§ **OBJECTIVE**
Go through the material below and copy all lines with "color".

= = =

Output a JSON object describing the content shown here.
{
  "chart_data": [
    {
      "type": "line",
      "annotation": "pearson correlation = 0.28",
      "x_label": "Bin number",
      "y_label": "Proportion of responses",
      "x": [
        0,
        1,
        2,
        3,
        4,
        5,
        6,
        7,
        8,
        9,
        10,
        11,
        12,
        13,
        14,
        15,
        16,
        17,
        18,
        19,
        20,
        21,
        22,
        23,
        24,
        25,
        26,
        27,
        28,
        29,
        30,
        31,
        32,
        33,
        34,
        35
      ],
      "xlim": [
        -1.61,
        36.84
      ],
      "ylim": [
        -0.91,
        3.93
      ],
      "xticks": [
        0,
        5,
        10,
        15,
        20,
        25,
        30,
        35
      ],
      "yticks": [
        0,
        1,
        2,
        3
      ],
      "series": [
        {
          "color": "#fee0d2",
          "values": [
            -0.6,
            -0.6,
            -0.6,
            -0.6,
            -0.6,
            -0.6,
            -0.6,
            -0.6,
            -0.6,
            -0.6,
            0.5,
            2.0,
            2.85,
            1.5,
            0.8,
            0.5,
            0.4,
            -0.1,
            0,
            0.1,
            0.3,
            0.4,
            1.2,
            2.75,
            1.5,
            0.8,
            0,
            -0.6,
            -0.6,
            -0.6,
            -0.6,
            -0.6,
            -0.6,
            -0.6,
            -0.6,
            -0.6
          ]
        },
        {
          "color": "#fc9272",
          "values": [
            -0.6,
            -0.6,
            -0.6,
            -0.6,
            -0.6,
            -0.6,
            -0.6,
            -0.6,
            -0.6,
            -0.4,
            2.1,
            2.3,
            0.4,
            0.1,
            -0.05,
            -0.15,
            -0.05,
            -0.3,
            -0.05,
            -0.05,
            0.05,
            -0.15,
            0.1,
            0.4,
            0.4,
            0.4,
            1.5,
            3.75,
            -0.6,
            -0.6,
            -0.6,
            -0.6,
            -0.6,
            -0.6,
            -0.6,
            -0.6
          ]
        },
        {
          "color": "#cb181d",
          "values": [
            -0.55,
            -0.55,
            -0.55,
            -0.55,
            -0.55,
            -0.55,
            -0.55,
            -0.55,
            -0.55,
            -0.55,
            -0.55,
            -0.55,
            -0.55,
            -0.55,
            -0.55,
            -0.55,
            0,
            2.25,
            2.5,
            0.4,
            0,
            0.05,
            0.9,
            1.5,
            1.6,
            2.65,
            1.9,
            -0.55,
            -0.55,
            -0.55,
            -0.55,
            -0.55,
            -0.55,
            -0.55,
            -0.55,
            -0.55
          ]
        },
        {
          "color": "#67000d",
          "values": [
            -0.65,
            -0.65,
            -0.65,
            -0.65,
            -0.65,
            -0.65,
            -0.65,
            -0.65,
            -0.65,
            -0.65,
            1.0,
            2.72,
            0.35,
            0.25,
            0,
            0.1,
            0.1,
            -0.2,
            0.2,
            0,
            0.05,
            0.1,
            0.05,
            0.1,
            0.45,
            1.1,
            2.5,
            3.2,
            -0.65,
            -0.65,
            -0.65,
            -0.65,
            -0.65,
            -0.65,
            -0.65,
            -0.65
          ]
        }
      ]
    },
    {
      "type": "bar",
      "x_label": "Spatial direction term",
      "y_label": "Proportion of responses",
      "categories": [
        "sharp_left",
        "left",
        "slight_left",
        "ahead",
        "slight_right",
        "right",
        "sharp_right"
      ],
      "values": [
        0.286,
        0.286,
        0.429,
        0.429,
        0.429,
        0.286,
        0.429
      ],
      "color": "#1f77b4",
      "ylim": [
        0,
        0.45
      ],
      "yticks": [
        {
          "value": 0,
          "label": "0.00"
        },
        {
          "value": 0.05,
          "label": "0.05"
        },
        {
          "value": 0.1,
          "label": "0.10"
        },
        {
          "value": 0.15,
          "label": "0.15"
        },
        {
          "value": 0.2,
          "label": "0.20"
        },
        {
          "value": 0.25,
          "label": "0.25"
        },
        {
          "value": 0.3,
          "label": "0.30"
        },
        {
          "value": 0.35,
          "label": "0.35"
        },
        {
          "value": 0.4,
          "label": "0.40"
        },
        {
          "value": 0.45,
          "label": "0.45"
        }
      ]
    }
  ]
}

= = =

§ **ANSWER TO THE PROBLEM**
          "color": "#fee0d2",
          "color": "#fc9272",
          "color": "#cb181d",
          "color": "#67000d",
      "color": "#1f77b4",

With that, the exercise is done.